*Problem*: Count the lines containing "октября" in the entries underneath, and state that count without anything else.
--------
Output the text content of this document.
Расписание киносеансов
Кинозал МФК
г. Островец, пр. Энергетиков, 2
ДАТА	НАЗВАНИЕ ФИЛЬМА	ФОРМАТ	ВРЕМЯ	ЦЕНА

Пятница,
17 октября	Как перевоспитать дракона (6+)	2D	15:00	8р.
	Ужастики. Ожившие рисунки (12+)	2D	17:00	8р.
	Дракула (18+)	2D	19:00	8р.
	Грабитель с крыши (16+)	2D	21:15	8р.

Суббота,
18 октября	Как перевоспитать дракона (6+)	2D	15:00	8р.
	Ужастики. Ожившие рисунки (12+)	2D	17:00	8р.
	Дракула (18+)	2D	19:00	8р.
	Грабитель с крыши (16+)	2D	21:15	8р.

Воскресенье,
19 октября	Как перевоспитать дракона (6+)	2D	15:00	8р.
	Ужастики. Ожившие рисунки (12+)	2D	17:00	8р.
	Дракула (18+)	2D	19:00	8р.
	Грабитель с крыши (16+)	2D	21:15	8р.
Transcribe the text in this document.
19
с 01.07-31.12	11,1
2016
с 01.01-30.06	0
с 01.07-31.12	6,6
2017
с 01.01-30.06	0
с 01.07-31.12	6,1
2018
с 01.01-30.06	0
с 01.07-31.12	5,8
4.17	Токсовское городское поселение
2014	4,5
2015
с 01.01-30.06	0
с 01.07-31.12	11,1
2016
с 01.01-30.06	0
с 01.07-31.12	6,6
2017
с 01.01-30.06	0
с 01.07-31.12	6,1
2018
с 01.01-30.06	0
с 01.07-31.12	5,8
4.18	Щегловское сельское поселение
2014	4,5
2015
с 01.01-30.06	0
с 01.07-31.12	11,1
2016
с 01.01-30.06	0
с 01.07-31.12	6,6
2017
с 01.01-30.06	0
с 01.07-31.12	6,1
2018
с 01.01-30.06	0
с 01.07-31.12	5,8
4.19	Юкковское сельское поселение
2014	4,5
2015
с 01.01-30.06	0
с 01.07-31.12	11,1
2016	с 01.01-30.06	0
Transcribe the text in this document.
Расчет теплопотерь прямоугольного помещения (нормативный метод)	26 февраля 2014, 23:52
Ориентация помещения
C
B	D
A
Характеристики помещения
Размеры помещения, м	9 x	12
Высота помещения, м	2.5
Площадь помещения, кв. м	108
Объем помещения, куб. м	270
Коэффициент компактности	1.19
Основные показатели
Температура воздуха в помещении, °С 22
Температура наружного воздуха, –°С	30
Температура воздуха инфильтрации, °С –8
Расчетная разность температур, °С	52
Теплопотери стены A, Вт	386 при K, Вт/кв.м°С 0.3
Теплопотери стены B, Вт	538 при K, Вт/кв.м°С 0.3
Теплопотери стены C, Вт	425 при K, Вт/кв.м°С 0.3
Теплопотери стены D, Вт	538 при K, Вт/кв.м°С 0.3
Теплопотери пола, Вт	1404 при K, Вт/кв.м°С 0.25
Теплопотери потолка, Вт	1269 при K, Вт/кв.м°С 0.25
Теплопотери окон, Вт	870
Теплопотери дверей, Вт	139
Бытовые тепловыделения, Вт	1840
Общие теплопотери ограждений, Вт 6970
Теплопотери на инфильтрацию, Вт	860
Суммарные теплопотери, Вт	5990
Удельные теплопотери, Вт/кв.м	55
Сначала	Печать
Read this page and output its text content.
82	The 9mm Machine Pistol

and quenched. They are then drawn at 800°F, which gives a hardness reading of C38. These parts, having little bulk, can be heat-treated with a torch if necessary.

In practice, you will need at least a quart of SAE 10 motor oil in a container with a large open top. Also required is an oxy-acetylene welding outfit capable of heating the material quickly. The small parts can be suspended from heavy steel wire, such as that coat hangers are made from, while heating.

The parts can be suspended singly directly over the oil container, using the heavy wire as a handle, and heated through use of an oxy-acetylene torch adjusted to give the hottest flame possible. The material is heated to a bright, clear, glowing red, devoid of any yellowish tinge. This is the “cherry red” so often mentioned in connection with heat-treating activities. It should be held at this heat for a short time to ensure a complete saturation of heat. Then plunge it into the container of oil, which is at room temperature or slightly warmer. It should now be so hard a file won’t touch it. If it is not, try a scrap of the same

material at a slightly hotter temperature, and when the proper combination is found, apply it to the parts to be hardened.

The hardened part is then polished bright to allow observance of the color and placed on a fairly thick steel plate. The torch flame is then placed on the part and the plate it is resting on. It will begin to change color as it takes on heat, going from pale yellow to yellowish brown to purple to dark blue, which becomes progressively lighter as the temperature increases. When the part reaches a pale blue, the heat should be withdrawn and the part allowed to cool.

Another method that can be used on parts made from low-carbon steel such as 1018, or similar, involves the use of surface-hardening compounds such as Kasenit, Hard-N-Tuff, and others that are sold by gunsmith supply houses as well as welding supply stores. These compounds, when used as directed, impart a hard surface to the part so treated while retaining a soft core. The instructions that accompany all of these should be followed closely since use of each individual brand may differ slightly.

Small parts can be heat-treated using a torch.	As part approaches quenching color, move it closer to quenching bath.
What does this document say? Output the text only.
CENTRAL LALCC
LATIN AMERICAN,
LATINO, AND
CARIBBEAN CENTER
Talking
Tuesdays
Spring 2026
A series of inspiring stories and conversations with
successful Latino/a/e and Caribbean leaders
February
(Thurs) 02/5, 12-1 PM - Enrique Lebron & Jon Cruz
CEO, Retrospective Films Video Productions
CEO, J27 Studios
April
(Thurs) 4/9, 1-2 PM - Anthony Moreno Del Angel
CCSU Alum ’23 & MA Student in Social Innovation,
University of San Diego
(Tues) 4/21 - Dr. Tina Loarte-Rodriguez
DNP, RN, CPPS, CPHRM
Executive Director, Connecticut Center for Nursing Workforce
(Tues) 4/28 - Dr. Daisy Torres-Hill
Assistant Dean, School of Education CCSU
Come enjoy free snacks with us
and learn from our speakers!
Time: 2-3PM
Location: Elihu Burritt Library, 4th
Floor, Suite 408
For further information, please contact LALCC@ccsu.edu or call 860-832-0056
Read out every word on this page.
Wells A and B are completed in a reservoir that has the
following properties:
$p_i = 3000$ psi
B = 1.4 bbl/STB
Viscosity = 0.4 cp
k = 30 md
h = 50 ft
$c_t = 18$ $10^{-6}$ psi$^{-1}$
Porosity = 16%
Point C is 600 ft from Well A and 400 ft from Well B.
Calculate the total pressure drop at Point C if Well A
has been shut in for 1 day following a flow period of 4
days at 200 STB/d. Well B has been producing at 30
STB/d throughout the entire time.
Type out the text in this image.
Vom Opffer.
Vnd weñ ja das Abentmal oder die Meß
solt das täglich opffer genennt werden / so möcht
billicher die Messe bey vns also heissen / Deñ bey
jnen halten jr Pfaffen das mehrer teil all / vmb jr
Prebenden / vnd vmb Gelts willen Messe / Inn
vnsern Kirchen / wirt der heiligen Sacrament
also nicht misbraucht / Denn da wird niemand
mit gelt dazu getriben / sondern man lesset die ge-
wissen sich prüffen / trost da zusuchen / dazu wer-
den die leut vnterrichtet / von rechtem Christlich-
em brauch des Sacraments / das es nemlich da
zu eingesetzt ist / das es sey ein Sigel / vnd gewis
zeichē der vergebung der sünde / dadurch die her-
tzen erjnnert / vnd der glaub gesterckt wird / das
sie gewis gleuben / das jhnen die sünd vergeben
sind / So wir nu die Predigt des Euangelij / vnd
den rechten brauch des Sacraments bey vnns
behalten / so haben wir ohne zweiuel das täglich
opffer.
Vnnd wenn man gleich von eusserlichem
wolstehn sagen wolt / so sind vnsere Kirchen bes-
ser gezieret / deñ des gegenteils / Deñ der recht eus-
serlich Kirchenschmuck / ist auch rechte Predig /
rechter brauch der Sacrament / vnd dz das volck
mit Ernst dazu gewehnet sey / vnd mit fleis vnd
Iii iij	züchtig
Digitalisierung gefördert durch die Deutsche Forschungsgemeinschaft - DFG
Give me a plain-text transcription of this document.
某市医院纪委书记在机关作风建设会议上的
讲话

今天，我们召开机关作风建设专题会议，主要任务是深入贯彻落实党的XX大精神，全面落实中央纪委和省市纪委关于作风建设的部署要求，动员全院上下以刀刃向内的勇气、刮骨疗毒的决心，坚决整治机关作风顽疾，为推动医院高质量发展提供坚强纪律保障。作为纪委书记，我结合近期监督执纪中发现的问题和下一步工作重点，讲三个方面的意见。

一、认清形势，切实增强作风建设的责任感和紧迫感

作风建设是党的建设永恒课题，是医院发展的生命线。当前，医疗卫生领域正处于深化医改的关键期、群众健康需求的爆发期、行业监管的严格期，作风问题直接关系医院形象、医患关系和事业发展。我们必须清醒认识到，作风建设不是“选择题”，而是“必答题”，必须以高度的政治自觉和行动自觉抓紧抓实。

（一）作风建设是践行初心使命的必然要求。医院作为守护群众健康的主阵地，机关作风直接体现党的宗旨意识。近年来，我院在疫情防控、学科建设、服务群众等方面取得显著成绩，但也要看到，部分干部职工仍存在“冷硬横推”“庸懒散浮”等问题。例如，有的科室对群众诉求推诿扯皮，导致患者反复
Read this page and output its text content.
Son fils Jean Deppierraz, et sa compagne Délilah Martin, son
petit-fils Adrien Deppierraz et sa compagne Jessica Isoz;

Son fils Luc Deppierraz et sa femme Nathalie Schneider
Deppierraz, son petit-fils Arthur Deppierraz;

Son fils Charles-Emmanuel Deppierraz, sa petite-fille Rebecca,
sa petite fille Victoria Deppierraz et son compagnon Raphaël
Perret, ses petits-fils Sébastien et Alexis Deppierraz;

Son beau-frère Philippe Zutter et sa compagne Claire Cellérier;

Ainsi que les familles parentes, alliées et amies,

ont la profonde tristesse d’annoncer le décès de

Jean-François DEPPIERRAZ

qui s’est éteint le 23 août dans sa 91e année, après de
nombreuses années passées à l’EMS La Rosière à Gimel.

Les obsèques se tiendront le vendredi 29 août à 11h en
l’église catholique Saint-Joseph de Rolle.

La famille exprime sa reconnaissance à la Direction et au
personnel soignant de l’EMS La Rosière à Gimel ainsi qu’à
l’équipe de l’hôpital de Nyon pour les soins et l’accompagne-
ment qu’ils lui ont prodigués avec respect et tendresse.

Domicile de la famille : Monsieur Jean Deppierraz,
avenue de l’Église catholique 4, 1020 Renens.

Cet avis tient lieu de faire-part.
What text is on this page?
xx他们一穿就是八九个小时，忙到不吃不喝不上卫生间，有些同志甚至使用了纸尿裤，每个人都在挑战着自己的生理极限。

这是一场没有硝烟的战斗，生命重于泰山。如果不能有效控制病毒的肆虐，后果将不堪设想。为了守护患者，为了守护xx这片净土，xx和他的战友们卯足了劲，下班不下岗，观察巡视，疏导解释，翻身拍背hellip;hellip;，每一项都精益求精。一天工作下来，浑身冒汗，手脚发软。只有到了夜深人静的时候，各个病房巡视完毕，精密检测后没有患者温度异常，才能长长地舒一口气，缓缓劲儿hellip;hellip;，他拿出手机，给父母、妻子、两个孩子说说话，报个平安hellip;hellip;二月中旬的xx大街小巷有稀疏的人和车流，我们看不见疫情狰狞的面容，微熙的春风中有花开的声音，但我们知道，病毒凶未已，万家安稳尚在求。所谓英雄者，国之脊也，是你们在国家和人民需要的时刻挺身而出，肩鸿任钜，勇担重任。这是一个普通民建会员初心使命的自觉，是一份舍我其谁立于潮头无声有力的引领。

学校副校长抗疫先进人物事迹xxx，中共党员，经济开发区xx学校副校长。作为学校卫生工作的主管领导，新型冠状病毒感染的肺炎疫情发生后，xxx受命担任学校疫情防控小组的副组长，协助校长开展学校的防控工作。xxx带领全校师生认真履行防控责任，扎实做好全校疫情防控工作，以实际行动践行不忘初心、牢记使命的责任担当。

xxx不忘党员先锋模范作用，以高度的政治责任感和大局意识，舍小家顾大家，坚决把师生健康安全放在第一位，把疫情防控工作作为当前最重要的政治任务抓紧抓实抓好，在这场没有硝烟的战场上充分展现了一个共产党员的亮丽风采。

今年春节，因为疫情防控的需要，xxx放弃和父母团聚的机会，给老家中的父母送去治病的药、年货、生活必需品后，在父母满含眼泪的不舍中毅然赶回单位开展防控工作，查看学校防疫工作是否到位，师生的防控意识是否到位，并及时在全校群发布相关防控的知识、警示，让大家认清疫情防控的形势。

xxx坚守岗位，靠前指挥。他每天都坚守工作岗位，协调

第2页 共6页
--------
*Exercise response*: 3